How many lines of these records hold the string "norm"? Reply with the number alone.

-------

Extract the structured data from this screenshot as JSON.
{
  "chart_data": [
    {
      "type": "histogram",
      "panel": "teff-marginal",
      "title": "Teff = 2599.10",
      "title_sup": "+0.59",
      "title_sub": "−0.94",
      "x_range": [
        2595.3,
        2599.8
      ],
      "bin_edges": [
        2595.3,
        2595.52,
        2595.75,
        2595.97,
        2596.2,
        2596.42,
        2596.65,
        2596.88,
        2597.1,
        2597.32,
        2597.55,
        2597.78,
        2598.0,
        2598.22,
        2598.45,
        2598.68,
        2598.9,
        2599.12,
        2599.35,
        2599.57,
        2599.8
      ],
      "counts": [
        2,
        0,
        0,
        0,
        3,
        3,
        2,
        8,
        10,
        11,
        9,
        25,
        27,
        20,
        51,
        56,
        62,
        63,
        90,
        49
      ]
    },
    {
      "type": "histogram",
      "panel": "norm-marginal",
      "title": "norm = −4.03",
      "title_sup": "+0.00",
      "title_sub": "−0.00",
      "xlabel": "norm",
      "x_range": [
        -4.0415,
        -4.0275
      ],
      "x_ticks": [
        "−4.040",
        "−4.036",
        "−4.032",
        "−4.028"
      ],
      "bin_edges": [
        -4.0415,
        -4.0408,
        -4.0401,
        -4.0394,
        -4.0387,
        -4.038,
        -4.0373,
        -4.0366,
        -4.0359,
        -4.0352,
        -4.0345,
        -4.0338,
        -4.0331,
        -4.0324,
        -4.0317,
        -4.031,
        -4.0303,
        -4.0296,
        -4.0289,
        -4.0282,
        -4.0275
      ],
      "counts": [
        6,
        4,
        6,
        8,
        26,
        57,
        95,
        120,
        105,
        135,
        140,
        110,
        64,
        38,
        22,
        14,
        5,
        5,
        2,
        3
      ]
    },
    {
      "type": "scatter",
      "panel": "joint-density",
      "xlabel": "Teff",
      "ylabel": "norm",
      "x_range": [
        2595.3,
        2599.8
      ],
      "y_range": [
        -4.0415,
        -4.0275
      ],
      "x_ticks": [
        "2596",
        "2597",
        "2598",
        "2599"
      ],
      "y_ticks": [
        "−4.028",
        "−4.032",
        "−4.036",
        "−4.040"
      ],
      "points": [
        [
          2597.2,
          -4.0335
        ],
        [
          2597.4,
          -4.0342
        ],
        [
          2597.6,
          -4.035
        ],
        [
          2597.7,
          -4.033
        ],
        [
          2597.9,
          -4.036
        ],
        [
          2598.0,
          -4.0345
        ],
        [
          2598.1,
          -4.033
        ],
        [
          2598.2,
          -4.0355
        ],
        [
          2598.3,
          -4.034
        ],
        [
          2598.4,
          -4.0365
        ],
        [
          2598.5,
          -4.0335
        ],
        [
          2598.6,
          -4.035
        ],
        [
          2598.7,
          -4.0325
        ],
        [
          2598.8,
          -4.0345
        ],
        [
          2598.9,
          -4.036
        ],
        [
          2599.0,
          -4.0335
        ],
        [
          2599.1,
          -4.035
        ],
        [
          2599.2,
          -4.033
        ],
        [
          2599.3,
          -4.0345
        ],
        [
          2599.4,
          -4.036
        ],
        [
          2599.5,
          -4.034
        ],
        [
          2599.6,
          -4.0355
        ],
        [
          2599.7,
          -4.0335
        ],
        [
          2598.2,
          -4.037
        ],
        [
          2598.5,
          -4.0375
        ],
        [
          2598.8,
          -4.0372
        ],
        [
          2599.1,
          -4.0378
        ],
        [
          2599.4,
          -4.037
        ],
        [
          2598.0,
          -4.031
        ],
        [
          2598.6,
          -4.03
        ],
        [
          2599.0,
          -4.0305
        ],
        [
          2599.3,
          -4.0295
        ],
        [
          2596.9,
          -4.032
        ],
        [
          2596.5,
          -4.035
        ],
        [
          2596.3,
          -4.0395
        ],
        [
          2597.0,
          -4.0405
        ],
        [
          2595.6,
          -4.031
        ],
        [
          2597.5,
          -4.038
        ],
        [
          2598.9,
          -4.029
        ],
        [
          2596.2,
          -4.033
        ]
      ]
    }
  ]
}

-------

*Solution to this problem:*
4